GOAL OF THE EXERCISE:
Which lines in the material below contain the word "Rempub"? Copy each of them.

EXERCISE INPUTS:
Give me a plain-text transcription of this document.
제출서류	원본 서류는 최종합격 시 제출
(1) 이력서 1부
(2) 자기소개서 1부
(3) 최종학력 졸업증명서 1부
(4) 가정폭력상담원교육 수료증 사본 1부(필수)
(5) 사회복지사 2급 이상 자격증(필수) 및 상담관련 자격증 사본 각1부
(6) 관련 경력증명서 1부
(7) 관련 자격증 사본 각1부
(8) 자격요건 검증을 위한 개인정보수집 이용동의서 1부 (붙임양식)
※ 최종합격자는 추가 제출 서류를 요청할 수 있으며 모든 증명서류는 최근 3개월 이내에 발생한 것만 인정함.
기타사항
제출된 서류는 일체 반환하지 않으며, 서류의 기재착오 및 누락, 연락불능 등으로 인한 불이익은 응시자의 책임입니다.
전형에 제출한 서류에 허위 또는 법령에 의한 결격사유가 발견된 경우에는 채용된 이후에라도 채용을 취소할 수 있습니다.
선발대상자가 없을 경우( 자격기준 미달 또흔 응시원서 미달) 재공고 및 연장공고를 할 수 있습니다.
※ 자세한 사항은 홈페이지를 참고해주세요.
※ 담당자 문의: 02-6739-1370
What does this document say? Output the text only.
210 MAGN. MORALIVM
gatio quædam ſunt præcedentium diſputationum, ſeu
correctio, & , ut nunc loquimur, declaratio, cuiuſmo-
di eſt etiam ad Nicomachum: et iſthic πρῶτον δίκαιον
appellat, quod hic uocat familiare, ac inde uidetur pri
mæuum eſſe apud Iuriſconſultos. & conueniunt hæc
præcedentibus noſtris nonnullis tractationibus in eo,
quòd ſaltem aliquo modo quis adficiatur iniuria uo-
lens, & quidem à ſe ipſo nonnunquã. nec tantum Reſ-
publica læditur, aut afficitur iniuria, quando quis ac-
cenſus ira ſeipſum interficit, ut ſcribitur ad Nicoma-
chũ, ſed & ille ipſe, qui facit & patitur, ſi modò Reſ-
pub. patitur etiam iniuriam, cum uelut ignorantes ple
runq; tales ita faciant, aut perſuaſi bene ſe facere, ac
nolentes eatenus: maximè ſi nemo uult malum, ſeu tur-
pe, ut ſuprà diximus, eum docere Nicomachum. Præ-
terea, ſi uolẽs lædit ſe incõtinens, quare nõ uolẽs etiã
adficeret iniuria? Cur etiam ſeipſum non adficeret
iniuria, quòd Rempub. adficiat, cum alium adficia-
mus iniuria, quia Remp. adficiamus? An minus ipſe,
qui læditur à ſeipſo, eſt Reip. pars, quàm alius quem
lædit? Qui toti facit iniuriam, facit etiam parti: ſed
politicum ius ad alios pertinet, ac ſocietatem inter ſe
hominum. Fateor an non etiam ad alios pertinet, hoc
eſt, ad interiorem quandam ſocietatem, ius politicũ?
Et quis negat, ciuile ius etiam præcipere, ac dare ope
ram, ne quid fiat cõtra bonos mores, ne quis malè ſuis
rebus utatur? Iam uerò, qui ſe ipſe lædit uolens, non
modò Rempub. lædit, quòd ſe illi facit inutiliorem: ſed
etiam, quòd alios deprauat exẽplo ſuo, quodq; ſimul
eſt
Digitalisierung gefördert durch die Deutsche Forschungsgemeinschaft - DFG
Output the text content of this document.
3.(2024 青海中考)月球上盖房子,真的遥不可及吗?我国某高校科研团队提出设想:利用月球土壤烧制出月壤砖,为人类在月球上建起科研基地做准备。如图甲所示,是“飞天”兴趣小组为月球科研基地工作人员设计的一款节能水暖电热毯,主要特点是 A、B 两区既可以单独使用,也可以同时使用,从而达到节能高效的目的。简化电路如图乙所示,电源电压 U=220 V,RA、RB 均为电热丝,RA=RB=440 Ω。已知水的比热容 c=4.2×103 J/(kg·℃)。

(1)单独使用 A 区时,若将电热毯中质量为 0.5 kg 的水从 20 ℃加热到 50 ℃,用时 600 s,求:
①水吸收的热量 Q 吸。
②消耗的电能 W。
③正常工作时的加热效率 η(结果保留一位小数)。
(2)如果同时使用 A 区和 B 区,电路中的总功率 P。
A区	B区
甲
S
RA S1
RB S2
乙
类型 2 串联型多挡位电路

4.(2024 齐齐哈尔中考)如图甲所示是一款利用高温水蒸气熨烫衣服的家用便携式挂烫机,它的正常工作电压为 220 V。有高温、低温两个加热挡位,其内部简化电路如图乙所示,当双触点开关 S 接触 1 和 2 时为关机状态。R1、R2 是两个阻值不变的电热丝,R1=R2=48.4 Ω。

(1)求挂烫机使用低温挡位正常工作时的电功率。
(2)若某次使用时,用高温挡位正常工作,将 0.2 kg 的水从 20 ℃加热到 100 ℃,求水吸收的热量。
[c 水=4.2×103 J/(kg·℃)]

RESPONSE TO THE EXERCISE:
iniuria, quòd Rempub. adficiat, cum alium adficia-
modò Rempub. lædit, quòd ſe illi facit inutiliorem: ſed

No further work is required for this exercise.